## DO THIS:
Filter the records below for the word "JSON". Copy each line that holds it.

## MATERIAL FOR THIS EXERCISE:
----------
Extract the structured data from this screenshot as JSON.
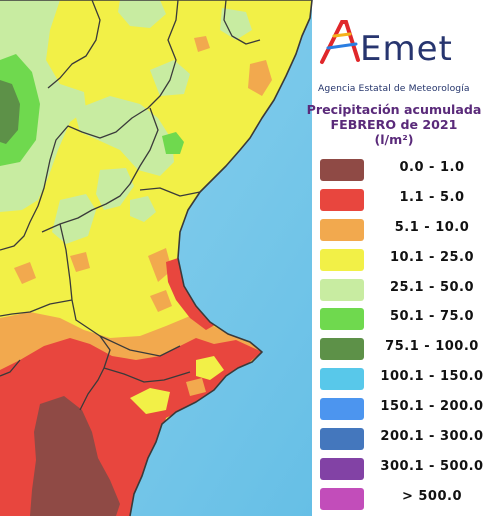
{
  "organization": {
    "logo_text": "AEmet",
    "subtitle": "Agencia Estatal de Meteorología"
  },
  "legend": {
    "title_line1": "Precipitación acumulada",
    "title_line2": "FEBRERO de 2021",
    "unit": "(l/m²)",
    "items": [
      {
        "label": "0.0 - 1.0",
        "color": "#8f4a45"
      },
      {
        "label": "1.1 - 5.0",
        "color": "#e8463e"
      },
      {
        "label": "5.1 - 10.0",
        "color": "#f2a94e"
      },
      {
        "label": "10.1 - 25.0",
        "color": "#f2f047"
      },
      {
        "label": "25.1 - 50.0",
        "color": "#c8eca1"
      },
      {
        "label": "50.1 - 75.0",
        "color": "#6fd94e"
      },
      {
        "label": "75.1 - 100.0",
        "color": "#5d9148"
      },
      {
        "label": "100.1 - 150.0",
        "color": "#58c8ea"
      },
      {
        "label": "150.1 - 200.0",
        "color": "#4c95ef"
      },
      {
        "label": "200.1 - 300.0",
        "color": "#4477bd"
      },
      {
        "label": "300.1 - 500.0",
        "color": "#8242a5"
      },
      {
        "label": "> 500.0",
        "color": "#c24dba"
      }
    ]
  },
  "map_colors": {
    "sea": "#74c6e9",
    "land_outside": "#ffffff",
    "border": "#3a3a3a"
  }
}
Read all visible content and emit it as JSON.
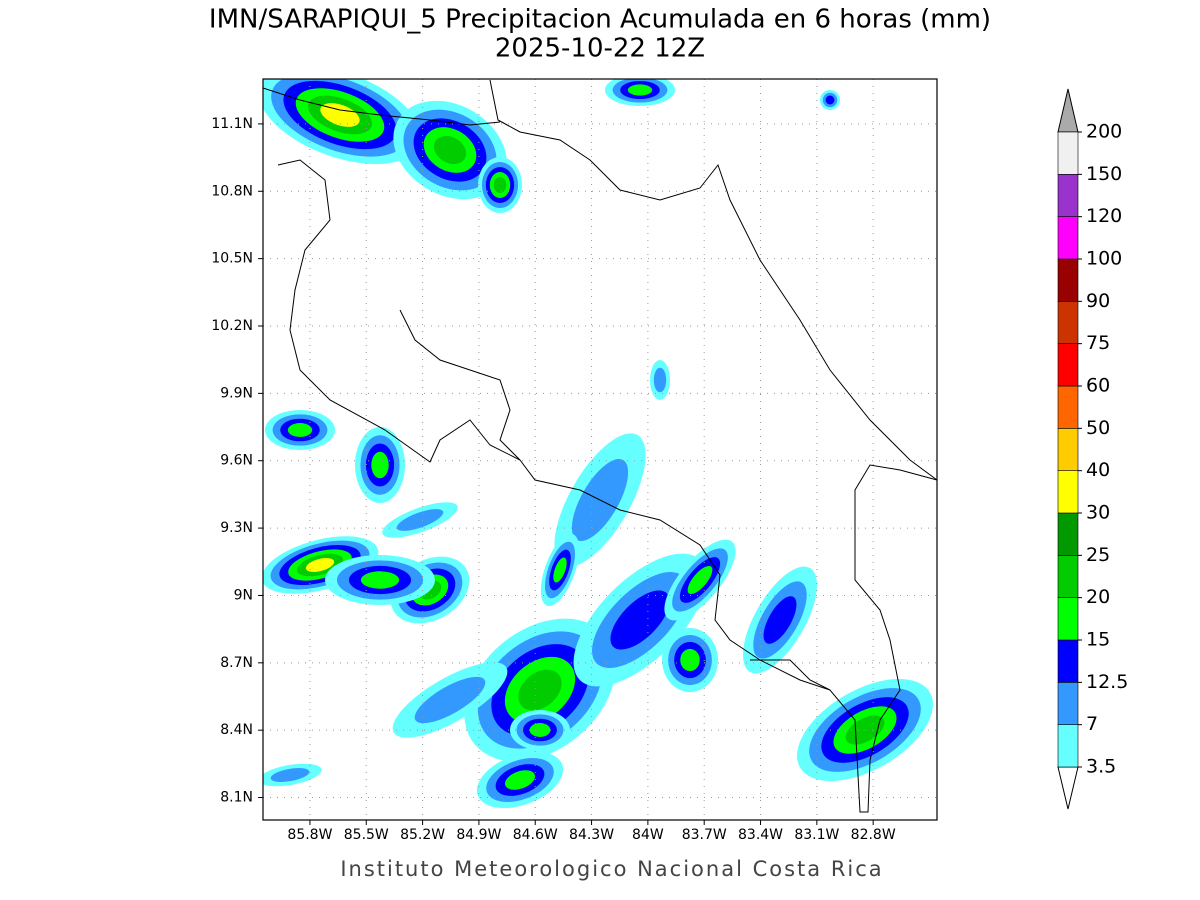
{
  "title": "IMN/SARAPIQUI_5 Precipitacion Acumulada en 6 horas (mm)",
  "subtitle": "2025-10-22 12Z",
  "map": {
    "lonlim": [
      -86.05,
      -82.46
    ],
    "latlim": [
      8.0,
      11.3
    ],
    "lat_ticks": [
      {
        "value": 11.1,
        "label": "11.1N"
      },
      {
        "value": 10.8,
        "label": "10.8N"
      },
      {
        "value": 10.5,
        "label": "10.5N"
      },
      {
        "value": 10.2,
        "label": "10.2N"
      },
      {
        "value": 9.9,
        "label": "9.9N"
      },
      {
        "value": 9.6,
        "label": "9.6N"
      },
      {
        "value": 9.3,
        "label": "9.3N"
      },
      {
        "value": 9,
        "label": "9N"
      },
      {
        "value": 8.7,
        "label": "8.7N"
      },
      {
        "value": 8.4,
        "label": "8.4N"
      },
      {
        "value": 8.1,
        "label": "8.1N"
      }
    ],
    "lon_ticks": [
      {
        "value": -85.8,
        "label": "85.8W"
      },
      {
        "value": -85.5,
        "label": "85.5W"
      },
      {
        "value": -85.2,
        "label": "85.2W"
      },
      {
        "value": -84.9,
        "label": "84.9W"
      },
      {
        "value": -84.6,
        "label": "84.6W"
      },
      {
        "value": -84.3,
        "label": "84.3W"
      },
      {
        "value": -84,
        "label": "84W"
      },
      {
        "value": -83.7,
        "label": "83.7W"
      },
      {
        "value": -83.4,
        "label": "83.4W"
      },
      {
        "value": -83.1,
        "label": "83.1W"
      },
      {
        "value": -82.8,
        "label": "82.8W"
      }
    ]
  },
  "colorbar": {
    "levels": [
      3.5,
      7,
      12.5,
      15,
      20,
      25,
      30,
      40,
      50,
      60,
      75,
      90,
      100,
      120,
      150,
      200
    ],
    "colors": [
      "#ffffff",
      "#66ffff",
      "#3399ff",
      "#0000ff",
      "#00ff00",
      "#00cc00",
      "#009900",
      "#ffff00",
      "#ffcc00",
      "#ff6600",
      "#ff0000",
      "#cc3300",
      "#990000",
      "#ff00ff",
      "#9933cc",
      "#f0f0f0",
      "#aaaaaa"
    ]
  },
  "footer": "Instituto Meteorologico Nacional Costa Rica"
}
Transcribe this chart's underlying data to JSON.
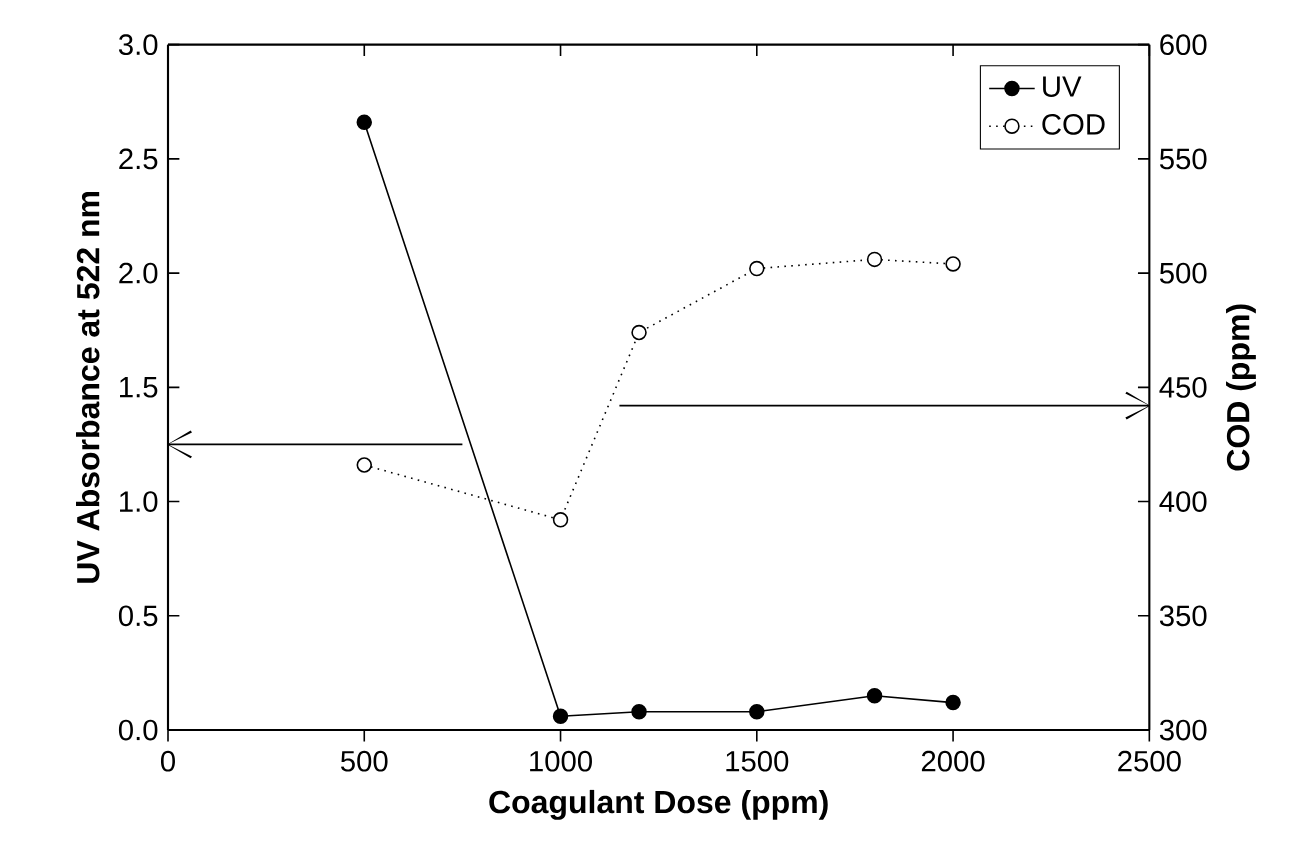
{
  "chart_data": {
    "type": "line",
    "xlabel": "Coagulant Dose (ppm)",
    "ylabel": "UV Absorbance at 522 nm",
    "y2label": "COD (ppm)",
    "x": [
      500,
      1000,
      1200,
      1500,
      1800,
      2000
    ],
    "xlim": [
      0,
      2500
    ],
    "xticks": [
      0,
      500,
      1000,
      1500,
      2000,
      2500
    ],
    "ylim": [
      0,
      3
    ],
    "yticks": [
      {
        "value": 0,
        "label": "0.0"
      },
      {
        "value": 0.5,
        "label": "0.5"
      },
      {
        "value": 1,
        "label": "1.0"
      },
      {
        "value": 1.5,
        "label": "1.5"
      },
      {
        "value": 2,
        "label": "2.0"
      },
      {
        "value": 2.5,
        "label": "2.5"
      },
      {
        "value": 3,
        "label": "3.0"
      }
    ],
    "y2lim": [
      300,
      600
    ],
    "y2ticks": [
      300,
      350,
      400,
      450,
      500,
      550,
      600
    ],
    "legend": "top right",
    "grid": false,
    "series": [
      {
        "name": "UV",
        "color": "#000000",
        "values": [
          2.66,
          0.06,
          0.08,
          0.08,
          0.15,
          0.12
        ],
        "marker": "circle",
        "line_style": "solid"
      },
      {
        "name": "COD",
        "color": "#000000",
        "axis": "y2",
        "values": [
          416,
          392,
          474,
          502,
          506,
          504
        ],
        "marker": "circle",
        "line_style": "dotted"
      }
    ]
  }
}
----------
## ANSWER TO THE PROBLEM:
Extract the structured data from this screenshot as JSON.
Read all visible content and emit it as JSON.
Transcribe this chart's underlying data to JSON.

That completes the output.